#### Requirements:
Each record below must be returned exactly as shown.
──────── Data supplied
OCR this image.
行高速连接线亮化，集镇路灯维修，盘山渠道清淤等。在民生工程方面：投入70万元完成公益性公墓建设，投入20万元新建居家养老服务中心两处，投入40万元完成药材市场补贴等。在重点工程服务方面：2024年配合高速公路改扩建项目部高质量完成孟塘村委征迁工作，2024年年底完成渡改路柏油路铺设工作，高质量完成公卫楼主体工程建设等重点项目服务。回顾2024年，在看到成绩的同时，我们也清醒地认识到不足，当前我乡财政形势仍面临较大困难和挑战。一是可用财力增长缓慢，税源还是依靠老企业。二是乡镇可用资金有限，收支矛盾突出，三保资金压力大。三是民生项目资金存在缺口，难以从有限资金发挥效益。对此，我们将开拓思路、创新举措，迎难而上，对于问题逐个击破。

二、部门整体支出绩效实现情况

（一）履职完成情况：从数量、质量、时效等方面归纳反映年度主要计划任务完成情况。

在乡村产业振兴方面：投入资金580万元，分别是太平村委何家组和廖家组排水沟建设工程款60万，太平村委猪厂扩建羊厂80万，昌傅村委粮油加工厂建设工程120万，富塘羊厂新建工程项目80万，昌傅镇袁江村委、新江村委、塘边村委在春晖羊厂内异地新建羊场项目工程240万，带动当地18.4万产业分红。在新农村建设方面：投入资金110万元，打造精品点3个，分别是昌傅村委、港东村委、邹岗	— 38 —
────────────────
#### Answer for this exercise:
OCR this image.
行高速连接线亮化，集镇路灯维修，盘山渠道清淤等。在民生工程方面：投入70万元完成公益性公墓建设，投入20万元新建居家养老服务中心两处，投入40万元完成药材市场补贴等。在重点工程服务方面：2024年配合高速公路改扩建项目部高质量完成孟塘村委征迁工作，2024年年底完成渡改路柏油路铺设工作，高质量完成公卫楼主体工程建设等重点项目服务。回顾2024年，在看到成绩的同时，我们也清醒地认识到不足，当前我乡财政形势仍面临较大困难和挑战。一是可用财力增长缓慢，税源还是依靠老企业。二是乡镇可用资金有限，收支矛盾突出，三保资金压力大。三是民生项目资金存在缺口，难以从有限资金发挥效益。对此，我们将开拓思路、创新举措，迎难而上，对于问题逐个击破。

二、部门整体支出绩效实现情况

（一）履职完成情况：从数量、质量、时效等方面归纳反映年度主要计划任务完成情况。

在乡村产业振兴方面：投入资金580万元，分别是太平村委何家组和廖家组排水沟建设工程款60万，太平村委猪厂扩建羊厂80万，昌傅村委粮油加工厂建设工程120万，富塘羊厂新建工程项目80万，昌傅镇袁江村委、新江村委、塘边村委在春晖羊厂内异地新建羊场项目工程240万，带动当地18.4万产业分红。在新农村建设方面：投入资金110万元，打造精品点3个，分别是昌傅村委、港东村委、邹岗	— 38 —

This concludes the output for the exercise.